### [WORK REQUIRED]
Locate all lines with the word "suction". Copy them.

[Records about charts and figures]
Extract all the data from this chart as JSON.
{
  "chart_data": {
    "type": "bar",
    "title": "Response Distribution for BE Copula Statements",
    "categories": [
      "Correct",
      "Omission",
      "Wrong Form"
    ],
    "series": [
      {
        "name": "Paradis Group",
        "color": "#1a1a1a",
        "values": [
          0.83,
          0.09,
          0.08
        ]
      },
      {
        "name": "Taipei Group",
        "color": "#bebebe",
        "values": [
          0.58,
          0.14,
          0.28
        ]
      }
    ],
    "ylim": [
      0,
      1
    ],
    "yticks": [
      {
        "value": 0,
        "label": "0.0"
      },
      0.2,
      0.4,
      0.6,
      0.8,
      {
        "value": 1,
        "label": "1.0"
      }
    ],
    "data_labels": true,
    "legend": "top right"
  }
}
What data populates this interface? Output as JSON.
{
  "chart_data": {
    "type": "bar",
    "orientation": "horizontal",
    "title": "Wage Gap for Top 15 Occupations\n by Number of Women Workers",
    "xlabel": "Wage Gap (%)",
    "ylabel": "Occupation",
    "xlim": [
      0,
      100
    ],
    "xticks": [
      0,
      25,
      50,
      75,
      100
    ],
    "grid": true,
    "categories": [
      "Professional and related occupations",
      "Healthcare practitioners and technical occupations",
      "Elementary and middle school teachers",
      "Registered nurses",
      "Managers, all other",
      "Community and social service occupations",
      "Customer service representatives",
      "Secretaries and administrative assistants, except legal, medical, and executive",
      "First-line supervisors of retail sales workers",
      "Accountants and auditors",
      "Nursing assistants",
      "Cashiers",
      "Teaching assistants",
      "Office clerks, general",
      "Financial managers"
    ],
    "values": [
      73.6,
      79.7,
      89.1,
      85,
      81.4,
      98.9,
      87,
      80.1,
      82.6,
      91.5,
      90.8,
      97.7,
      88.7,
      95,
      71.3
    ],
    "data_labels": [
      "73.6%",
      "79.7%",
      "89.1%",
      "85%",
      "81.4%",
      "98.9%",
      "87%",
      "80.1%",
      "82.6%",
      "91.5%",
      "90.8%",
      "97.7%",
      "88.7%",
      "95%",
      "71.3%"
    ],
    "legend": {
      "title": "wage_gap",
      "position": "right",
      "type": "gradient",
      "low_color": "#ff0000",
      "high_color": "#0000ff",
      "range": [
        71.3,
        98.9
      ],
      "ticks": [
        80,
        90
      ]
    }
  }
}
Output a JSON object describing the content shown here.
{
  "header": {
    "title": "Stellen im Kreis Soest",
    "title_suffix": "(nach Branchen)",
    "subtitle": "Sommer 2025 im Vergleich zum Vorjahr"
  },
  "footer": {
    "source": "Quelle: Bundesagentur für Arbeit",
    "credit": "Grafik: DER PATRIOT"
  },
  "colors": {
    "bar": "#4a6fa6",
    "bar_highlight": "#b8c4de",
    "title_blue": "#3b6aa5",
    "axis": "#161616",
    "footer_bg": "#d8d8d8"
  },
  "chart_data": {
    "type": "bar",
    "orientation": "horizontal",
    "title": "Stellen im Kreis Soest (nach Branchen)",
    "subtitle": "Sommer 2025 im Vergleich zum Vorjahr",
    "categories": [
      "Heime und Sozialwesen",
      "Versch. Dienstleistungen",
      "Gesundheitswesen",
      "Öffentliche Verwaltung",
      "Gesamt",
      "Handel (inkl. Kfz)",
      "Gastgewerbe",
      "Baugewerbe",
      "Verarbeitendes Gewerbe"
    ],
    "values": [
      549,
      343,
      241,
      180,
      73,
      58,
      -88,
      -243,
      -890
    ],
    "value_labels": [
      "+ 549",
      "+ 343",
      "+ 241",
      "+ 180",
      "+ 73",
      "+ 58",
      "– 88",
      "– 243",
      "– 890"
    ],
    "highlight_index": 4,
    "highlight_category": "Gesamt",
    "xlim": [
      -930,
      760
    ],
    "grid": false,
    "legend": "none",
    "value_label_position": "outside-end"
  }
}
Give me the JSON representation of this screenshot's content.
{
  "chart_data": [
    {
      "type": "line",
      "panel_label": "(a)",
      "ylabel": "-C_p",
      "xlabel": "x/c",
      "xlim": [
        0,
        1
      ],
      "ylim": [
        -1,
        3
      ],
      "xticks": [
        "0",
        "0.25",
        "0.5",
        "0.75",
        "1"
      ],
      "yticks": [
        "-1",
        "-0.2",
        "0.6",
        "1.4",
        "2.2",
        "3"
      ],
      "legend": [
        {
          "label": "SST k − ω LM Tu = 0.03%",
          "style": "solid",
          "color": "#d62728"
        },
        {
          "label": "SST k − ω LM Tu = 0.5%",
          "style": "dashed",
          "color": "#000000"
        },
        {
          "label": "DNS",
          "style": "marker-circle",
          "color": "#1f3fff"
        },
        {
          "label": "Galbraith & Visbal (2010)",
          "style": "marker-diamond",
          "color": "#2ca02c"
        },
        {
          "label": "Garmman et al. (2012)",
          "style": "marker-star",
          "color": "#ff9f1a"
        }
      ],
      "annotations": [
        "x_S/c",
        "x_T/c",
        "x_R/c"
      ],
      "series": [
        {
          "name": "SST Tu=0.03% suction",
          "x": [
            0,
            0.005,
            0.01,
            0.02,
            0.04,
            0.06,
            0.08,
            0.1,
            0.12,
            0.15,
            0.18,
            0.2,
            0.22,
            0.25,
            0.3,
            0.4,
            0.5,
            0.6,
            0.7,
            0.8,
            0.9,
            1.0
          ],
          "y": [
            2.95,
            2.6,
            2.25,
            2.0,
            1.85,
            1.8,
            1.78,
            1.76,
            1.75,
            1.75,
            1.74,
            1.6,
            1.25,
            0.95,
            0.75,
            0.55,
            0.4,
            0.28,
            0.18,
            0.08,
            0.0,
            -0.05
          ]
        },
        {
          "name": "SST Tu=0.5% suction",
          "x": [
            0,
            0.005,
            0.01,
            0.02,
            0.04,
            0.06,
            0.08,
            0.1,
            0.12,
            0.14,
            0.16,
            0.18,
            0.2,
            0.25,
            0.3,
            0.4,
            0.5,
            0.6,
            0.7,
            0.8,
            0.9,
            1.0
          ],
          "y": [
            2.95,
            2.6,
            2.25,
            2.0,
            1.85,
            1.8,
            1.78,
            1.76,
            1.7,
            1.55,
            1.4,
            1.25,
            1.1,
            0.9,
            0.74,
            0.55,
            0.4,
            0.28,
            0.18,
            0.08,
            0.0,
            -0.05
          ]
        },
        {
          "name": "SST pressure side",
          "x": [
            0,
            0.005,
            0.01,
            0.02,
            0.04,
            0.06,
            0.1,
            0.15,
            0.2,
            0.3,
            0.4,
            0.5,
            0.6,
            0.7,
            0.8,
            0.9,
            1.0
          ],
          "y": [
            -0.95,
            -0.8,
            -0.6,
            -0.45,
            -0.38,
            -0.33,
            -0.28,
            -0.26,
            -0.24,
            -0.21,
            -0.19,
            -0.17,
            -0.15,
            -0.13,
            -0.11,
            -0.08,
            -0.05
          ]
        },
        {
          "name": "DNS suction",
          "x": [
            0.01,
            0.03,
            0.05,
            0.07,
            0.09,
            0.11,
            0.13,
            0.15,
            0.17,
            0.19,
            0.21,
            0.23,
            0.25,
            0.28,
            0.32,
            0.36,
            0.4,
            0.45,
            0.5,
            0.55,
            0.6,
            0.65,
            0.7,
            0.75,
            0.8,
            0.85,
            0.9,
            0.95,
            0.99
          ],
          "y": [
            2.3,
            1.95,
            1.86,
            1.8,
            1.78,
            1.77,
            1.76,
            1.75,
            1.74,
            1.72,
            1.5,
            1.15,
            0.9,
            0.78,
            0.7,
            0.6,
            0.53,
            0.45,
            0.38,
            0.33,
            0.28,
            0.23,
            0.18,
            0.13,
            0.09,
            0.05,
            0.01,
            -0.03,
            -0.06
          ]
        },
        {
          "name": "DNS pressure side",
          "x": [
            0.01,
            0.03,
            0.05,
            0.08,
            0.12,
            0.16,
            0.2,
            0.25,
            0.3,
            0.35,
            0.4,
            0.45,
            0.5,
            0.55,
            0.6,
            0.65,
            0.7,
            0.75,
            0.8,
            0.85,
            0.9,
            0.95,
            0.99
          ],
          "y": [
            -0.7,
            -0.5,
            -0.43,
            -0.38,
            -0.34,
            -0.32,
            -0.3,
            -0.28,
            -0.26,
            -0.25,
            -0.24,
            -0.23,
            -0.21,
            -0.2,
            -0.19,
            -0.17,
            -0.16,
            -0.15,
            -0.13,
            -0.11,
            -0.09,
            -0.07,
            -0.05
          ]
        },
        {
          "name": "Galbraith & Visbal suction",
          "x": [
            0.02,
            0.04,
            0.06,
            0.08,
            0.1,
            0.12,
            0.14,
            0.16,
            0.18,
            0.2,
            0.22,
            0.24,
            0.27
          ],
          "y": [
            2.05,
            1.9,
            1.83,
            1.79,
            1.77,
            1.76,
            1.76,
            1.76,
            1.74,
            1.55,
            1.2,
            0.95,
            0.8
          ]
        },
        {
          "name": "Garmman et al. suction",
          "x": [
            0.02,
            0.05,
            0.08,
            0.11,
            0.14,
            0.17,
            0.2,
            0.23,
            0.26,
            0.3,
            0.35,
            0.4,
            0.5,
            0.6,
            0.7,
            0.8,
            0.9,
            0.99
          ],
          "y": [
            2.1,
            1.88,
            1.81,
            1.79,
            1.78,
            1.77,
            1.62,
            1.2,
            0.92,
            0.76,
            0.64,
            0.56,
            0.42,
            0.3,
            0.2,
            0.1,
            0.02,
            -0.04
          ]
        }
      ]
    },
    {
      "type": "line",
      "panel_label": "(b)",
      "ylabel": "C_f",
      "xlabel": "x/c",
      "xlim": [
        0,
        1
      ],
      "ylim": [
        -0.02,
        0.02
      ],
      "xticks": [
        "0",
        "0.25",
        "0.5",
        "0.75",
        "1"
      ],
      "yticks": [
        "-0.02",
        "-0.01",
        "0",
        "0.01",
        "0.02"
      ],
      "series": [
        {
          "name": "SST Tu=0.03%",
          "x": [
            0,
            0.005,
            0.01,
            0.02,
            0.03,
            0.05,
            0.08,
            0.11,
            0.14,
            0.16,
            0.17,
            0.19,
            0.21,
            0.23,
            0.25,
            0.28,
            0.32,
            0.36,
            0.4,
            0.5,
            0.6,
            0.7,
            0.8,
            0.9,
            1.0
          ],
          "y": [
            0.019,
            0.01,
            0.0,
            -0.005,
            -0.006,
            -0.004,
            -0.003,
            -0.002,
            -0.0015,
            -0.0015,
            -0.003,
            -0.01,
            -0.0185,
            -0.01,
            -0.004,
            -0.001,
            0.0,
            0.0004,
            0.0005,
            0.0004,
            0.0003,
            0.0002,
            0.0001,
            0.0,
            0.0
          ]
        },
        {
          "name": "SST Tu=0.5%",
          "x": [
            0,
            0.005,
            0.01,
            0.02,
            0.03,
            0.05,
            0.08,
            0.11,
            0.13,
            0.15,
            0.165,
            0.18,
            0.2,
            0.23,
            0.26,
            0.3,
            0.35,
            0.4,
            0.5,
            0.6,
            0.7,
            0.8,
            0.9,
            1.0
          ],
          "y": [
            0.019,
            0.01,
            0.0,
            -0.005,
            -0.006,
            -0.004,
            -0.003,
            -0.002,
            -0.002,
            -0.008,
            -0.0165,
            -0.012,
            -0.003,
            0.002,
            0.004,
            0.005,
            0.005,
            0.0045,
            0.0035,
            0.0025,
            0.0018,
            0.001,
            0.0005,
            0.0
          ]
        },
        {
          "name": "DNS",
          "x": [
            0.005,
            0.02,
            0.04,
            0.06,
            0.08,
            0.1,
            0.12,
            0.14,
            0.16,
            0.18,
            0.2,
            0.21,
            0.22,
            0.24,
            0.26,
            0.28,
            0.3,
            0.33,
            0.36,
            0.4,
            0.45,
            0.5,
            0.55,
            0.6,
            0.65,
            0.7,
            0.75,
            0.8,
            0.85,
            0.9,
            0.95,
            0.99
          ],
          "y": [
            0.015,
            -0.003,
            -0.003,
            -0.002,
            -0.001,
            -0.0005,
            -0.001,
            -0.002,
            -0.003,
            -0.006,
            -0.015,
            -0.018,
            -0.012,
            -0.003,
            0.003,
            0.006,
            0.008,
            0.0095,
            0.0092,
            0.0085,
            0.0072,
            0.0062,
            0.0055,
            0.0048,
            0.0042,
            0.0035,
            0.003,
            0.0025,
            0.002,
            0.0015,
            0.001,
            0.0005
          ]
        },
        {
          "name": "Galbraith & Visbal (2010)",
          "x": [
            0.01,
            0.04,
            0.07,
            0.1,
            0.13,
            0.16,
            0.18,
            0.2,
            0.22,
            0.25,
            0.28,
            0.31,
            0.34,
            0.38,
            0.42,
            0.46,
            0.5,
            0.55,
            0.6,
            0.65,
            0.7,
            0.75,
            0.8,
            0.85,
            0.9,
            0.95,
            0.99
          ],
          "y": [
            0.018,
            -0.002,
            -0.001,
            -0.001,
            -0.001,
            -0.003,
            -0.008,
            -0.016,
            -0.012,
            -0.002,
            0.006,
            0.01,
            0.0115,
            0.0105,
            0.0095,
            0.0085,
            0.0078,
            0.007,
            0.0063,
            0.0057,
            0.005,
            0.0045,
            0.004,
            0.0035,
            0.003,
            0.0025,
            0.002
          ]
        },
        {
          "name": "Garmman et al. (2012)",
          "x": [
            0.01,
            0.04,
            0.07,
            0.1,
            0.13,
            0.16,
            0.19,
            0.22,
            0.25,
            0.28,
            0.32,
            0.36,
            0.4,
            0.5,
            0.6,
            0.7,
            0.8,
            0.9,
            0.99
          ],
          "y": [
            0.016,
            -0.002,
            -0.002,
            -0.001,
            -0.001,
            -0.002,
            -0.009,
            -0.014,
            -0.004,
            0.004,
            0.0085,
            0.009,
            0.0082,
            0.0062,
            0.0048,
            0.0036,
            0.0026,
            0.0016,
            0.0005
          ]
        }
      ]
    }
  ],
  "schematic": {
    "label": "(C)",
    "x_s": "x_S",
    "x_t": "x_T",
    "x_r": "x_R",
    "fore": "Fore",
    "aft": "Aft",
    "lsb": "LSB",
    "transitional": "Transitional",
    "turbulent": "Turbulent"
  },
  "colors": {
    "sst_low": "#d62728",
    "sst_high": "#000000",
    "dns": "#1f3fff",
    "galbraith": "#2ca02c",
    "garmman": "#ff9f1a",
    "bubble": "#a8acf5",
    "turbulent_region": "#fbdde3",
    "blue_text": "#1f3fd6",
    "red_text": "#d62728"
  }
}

### [EXPECTED ANSWER]
          "name": "SST Tu=0.03% suction",
          "name": "SST Tu=0.5% suction",
          "name": "DNS suction",
          "name": "Galbraith & Visbal suction",
          "name": "Garmman et al. suction",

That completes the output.